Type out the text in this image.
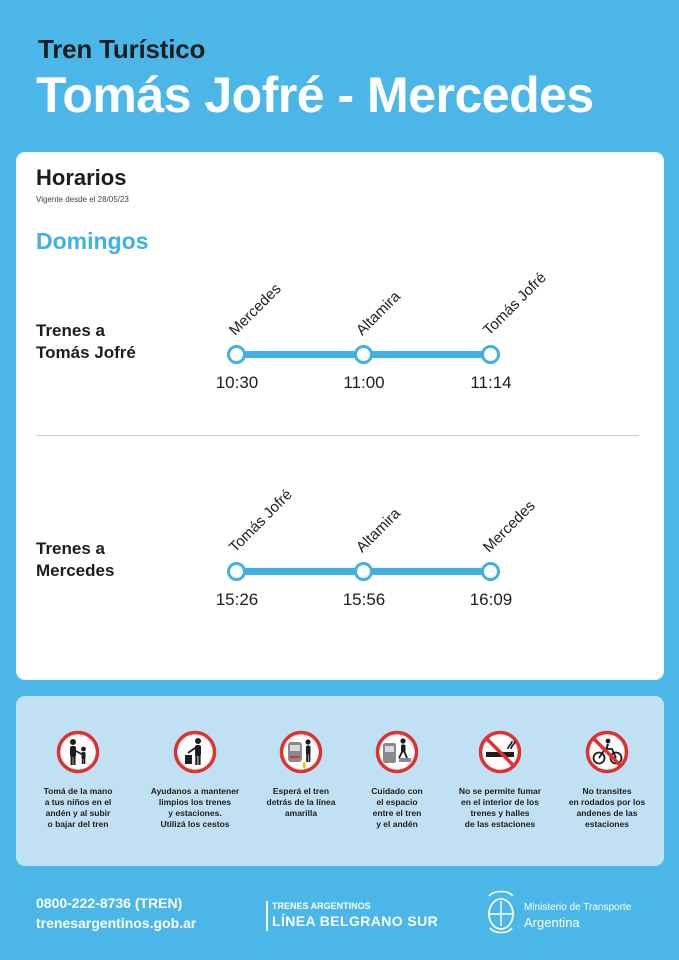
Tren Turístico
Tomás Jofré - Mercedes
Horarios
Vigente desde el 28/05/23
Domingos
Trenes a
Tomás Jofré
Mercedes	Altamira	Tomás Jofré
10:30	11:00	11:14
Trenes a
Mercedes
Tomás Jofré	Altamira	Mercedes
15:26	15:56	16:09
Tomá de la mano
a tus niños en el
andén y al subir
o bajar del tren
Ayudanos a mantener
limpios los trenes
y estaciones.
Utilizá los cestos
Esperá el tren
detrás de la línea
amarilla
Cuidado con
el espacio
entre el tren
y el andén
No se permite fumar
en el interior de los
trenes y halles
de las estaciones
No transites
en rodados por los
andenes de las
estaciones
0800-222-8736 (TREN)
trenesargentinos.gob.ar
TRENES ARGENTINOS
LÍNEA BELGRANO SUR
Ministerio de Transporte
Argentina
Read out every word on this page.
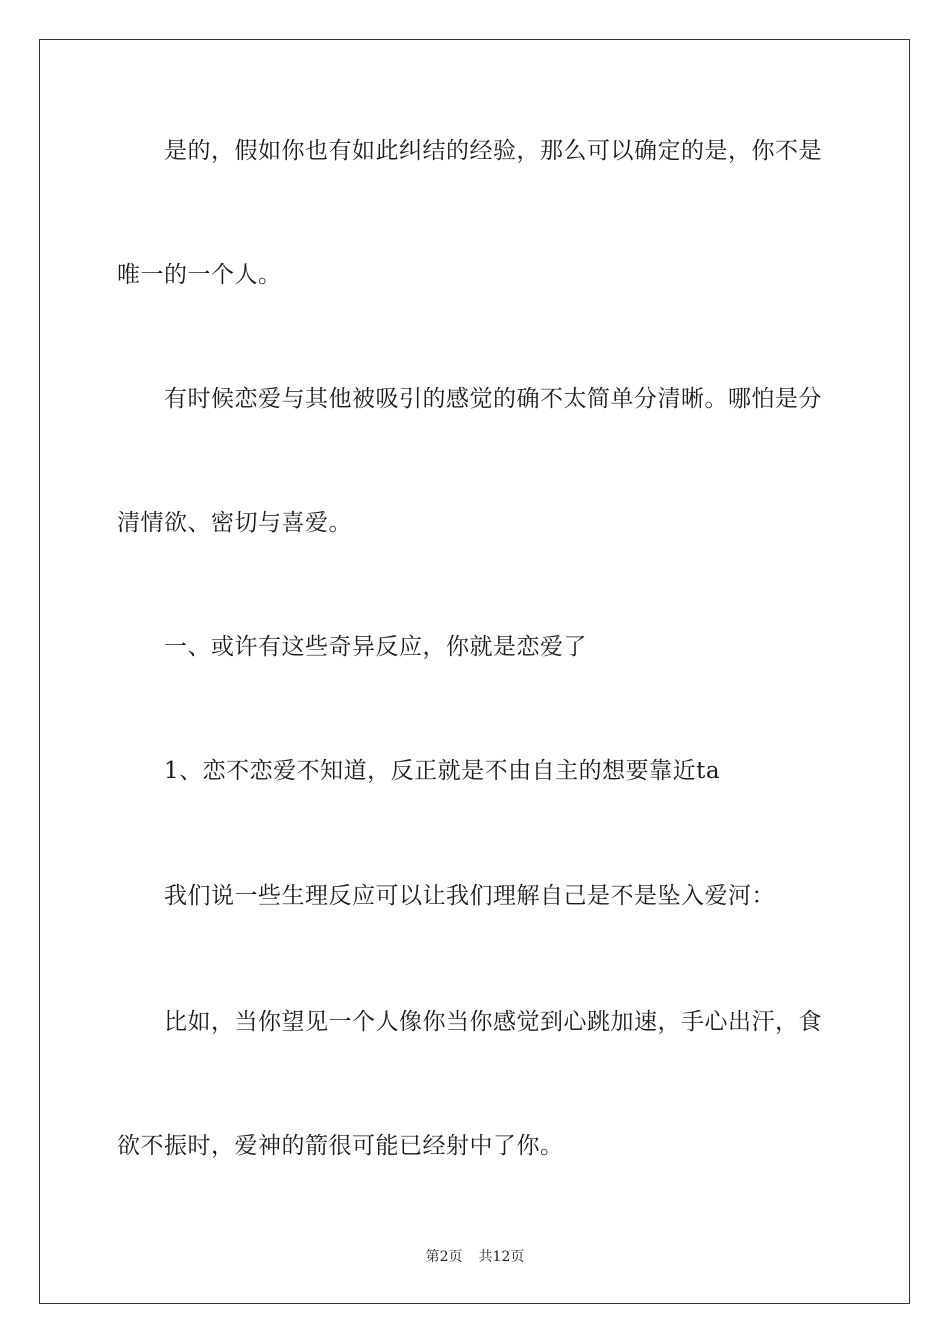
是的，假如你也有如此纠结的经验，那么可以确定的是，你不是
唯一的一个人。
有时候恋爱与其他被吸引的感觉的确不太简单分清晰。哪怕是分
清情欲、密切与喜爱。
一、或许有这些奇异反应，你就是恋爱了
1、恋不恋爱不知道，反正就是不由自主的想要靠近ta
我们说一些生理反应可以让我们理解自己是不是坠入爱河：
比如，当你望见一个人像你当你感觉到心跳加速，手心出汗，食
欲不振时，爱神的箭很可能已经射中了你。
第2页 共12页
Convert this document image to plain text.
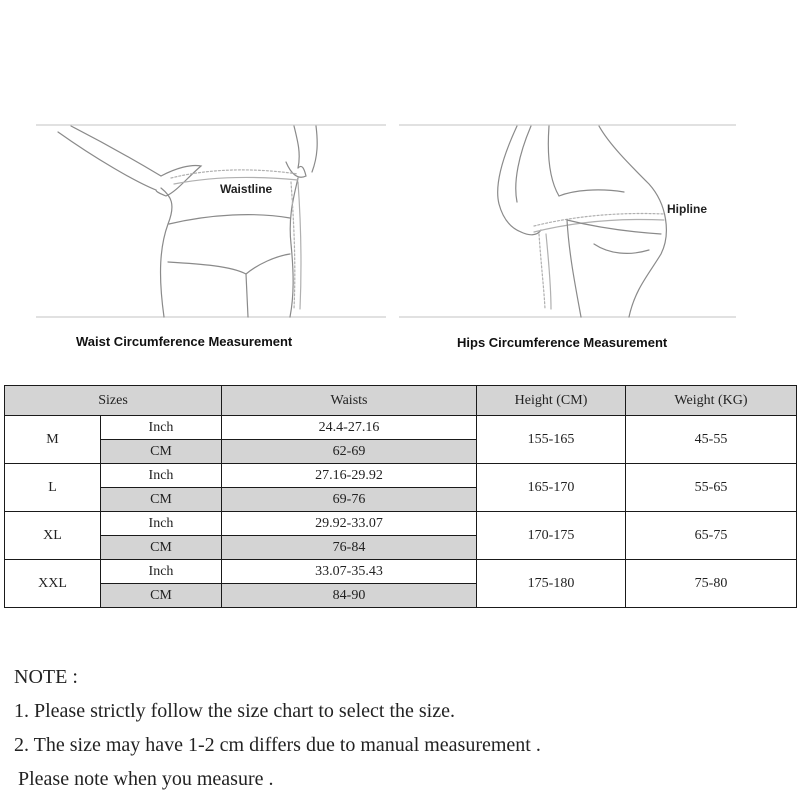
Waistline
Hipline
Waist Circumference Measurement	Hips Circumference Measurement
Sizes		Waists	Height (CM)	Weight (KG)
M	Inch	24.4-27.16	155-165	45-55
	CM	62-69		
L	Inch	27.16-29.92	165-170	55-65
	CM	69-76		
XL	Inch	29.92-33.07	170-175	65-75
	CM	76-84		
XXL	Inch	33.07-35.43	175-180	75-80
	CM	84-90		
NOTE :
1. Please strictly follow the size chart to select the size.
2. The size may have 1-2 cm differs due to manual measurement .
Please note when you measure .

● WHAT THE TASK REQUIRES
Reproduce every entry word for word, but skip any pictures.

● WRITTEN ANSWER
Type out the text in this image.
Tren Turístico
Tomás Jofré - Mercedes
Horarios
Vigente desde el 28/05/23
Domingos
Trenes a
Tomás Jofré
Mercedes	Altamira	Tomás Jofré
10:30	11:00	11:14
Trenes a
Mercedes
Tomás Jofré	Altamira	Mercedes
15:26	15:56	16:09
Tomá de la mano
a tus niños en el
andén y al subir
o bajar del tren
Ayudanos a mantener
limpios los trenes
y estaciones.
Utilizá los cestos
Esperá el tren
detrás de la línea
amarilla
Cuidado con
el espacio
entre el tren
y el andén
No se permite fumar
en el interior de los
trenes y halles
de las estaciones
No transites
en rodados por los
andenes de las
estaciones
0800-222-8736 (TREN)
trenesargentinos.gob.ar
TRENES ARGENTINOS
LÍNEA BELGRANO SUR
Ministerio de Transporte
Argentina
Read out every word on this page.
是的，假如你也有如此纠结的经验，那么可以确定的是，你不是
唯一的一个人。
有时候恋爱与其他被吸引的感觉的确不太简单分清晰。哪怕是分
清情欲、密切与喜爱。
一、或许有这些奇异反应，你就是恋爱了
1、恋不恋爱不知道，反正就是不由自主的想要靠近ta
我们说一些生理反应可以让我们理解自己是不是坠入爱河：
比如，当你望见一个人像你当你感觉到心跳加速，手心出汗，食
欲不振时，爱神的箭很可能已经射中了你。
第2页 共12页
Convert this document image to plain text.
Waistline
Hipline
Waist Circumference Measurement	Hips Circumference Measurement
Sizes		Waists	Height (CM)	Weight (KG)
M	Inch	24.4-27.16	155-165	45-55
	CM	62-69		
L	Inch	27.16-29.92	165-170	55-65
	CM	69-76		
XL	Inch	29.92-33.07	170-175	65-75
	CM	76-84		
XXL	Inch	33.07-35.43	175-180	75-80
	CM	84-90		
NOTE :
1. Please strictly follow the size chart to select the size.
2. The size may have 1-2 cm differs due to manual measurement .
Please note when you measure .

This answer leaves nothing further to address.